__Goal of the exercise__: Send back the records in full, character for character.

==============================

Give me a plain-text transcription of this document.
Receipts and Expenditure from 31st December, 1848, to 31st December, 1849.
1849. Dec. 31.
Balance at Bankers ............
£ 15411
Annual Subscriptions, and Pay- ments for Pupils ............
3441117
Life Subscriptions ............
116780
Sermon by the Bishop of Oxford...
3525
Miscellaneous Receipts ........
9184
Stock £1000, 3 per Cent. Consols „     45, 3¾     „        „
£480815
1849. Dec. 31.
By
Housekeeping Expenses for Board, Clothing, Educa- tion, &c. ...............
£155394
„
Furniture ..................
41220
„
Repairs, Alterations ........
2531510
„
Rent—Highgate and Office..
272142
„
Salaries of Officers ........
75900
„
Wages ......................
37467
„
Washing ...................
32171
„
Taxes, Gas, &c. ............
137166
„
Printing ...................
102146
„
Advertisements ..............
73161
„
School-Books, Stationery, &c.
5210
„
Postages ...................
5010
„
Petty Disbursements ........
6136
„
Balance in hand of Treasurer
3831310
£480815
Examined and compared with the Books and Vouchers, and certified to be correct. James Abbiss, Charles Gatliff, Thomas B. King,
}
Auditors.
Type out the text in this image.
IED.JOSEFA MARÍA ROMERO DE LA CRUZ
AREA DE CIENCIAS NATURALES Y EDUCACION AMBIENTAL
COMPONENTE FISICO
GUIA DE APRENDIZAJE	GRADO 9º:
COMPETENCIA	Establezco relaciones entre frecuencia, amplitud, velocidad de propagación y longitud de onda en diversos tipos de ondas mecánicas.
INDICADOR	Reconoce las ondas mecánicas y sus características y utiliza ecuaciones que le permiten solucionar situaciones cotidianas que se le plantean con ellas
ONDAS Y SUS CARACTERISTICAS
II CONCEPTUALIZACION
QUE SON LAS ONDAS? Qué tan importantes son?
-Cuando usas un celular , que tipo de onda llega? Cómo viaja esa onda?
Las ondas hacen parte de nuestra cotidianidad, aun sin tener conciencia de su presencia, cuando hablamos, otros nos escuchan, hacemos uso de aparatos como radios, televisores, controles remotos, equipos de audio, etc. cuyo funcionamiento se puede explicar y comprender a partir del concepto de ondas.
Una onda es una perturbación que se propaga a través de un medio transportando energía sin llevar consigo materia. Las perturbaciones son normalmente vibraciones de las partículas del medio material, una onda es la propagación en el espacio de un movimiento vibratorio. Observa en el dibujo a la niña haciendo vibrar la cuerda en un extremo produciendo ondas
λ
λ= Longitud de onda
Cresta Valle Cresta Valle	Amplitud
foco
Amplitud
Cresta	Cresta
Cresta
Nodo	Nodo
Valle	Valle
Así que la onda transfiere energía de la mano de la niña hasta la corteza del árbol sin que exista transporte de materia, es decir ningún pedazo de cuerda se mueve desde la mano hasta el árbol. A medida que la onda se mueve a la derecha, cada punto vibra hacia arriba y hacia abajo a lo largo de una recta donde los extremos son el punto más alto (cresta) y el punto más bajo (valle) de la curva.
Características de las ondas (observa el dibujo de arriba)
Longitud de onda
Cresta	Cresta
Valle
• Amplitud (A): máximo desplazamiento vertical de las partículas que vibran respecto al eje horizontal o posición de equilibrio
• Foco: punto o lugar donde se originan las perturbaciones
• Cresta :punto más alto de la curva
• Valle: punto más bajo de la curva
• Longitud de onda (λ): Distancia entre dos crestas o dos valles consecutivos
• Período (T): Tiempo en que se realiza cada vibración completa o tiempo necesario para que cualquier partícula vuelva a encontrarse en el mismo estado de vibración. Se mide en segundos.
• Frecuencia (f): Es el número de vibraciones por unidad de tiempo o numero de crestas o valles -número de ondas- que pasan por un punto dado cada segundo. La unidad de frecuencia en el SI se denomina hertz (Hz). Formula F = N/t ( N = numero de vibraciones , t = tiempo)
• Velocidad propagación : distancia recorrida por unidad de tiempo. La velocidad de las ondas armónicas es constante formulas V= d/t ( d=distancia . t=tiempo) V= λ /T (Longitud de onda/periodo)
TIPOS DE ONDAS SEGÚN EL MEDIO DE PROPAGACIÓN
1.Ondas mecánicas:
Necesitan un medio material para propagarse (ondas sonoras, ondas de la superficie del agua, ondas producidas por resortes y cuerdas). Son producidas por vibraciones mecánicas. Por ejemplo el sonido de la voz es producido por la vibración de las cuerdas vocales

==============================

__Response for this exercise__:
Give me a plain-text transcription of this document.
Receipts and Expenditure from 31st December, 1848, to 31st December, 1849.
1849. Dec. 31.
Balance at Bankers ............
£ 15411
Annual Subscriptions, and Pay- ments for Pupils ............
3441117
Life Subscriptions ............
116780
Sermon by the Bishop of Oxford...
3525
Miscellaneous Receipts ........
9184
Stock £1000, 3 per Cent. Consols „     45, 3¾     „        „
£480815
1849. Dec. 31.
By
Housekeeping Expenses for Board, Clothing, Educa- tion, &c. ...............
£155394
„
Furniture ..................
41220
„
Repairs, Alterations ........
2531510
„
Rent—Highgate and Office..
272142
„
Salaries of Officers ........
75900
„
Wages ......................
37467
„
Washing ...................
32171
„
Taxes, Gas, &c. ............
137166
„
Printing ...................
102146
„
Advertisements ..............
73161
„
School-Books, Stationery, &c.
5210
„
Postages ...................
5010
„
Petty Disbursements ........
6136
„
Balance in hand of Treasurer
3831310
£480815
Examined and compared with the Books and Vouchers, and certified to be correct. James Abbiss, Charles Gatliff, Thomas B. King,
}
Auditors.
Type out the text in this image.
IED.JOSEFA MARÍA ROMERO DE LA CRUZ
AREA DE CIENCIAS NATURALES Y EDUCACION AMBIENTAL
COMPONENTE FISICO
GUIA DE APRENDIZAJE	GRADO 9º:
COMPETENCIA	Establezco relaciones entre frecuencia, amplitud, velocidad de propagación y longitud de onda en diversos tipos de ondas mecánicas.
INDICADOR	Reconoce las ondas mecánicas y sus características y utiliza ecuaciones que le permiten solucionar situaciones cotidianas que se le plantean con ellas
ONDAS Y SUS CARACTERISTICAS
II CONCEPTUALIZACION
QUE SON LAS ONDAS? Qué tan importantes son?
-Cuando usas un celular , que tipo de onda llega? Cómo viaja esa onda?
Las ondas hacen parte de nuestra cotidianidad, aun sin tener conciencia de su presencia, cuando hablamos, otros nos escuchan, hacemos uso de aparatos como radios, televisores, controles remotos, equipos de audio, etc. cuyo funcionamiento se puede explicar y comprender a partir del concepto de ondas.
Una onda es una perturbación que se propaga a través de un medio transportando energía sin llevar consigo materia. Las perturbaciones son normalmente vibraciones de las partículas del medio material, una onda es la propagación en el espacio de un movimiento vibratorio. Observa en el dibujo a la niña haciendo vibrar la cuerda en un extremo produciendo ondas
λ
λ= Longitud de onda
Cresta Valle Cresta Valle	Amplitud
foco
Amplitud
Cresta	Cresta
Cresta
Nodo	Nodo
Valle	Valle
Así que la onda transfiere energía de la mano de la niña hasta la corteza del árbol sin que exista transporte de materia, es decir ningún pedazo de cuerda se mueve desde la mano hasta el árbol. A medida que la onda se mueve a la derecha, cada punto vibra hacia arriba y hacia abajo a lo largo de una recta donde los extremos son el punto más alto (cresta) y el punto más bajo (valle) de la curva.
Características de las ondas (observa el dibujo de arriba)
Longitud de onda
Cresta	Cresta
Valle
• Amplitud (A): máximo desplazamiento vertical de las partículas que vibran respecto al eje horizontal o posición de equilibrio
• Foco: punto o lugar donde se originan las perturbaciones
• Cresta :punto más alto de la curva
• Valle: punto más bajo de la curva
• Longitud de onda (λ): Distancia entre dos crestas o dos valles consecutivos
• Período (T): Tiempo en que se realiza cada vibración completa o tiempo necesario para que cualquier partícula vuelva a encontrarse en el mismo estado de vibración. Se mide en segundos.
• Frecuencia (f): Es el número de vibraciones por unidad de tiempo o numero de crestas o valles -número de ondas- que pasan por un punto dado cada segundo. La unidad de frecuencia en el SI se denomina hertz (Hz). Formula F = N/t ( N = numero de vibraciones , t = tiempo)
• Velocidad propagación : distancia recorrida por unidad de tiempo. La velocidad de las ondas armónicas es constante formulas V= d/t ( d=distancia . t=tiempo) V= λ /T (Longitud de onda/periodo)
TIPOS DE ONDAS SEGÚN EL MEDIO DE PROPAGACIÓN
1.Ondas mecánicas:
Necesitan un medio material para propagarse (ondas sonoras, ondas de la superficie del agua, ondas producidas por resortes y cuerdas). Son producidas por vibraciones mecánicas. Por ejemplo el sonido de la voz es producido por la vibración de las cuerdas vocales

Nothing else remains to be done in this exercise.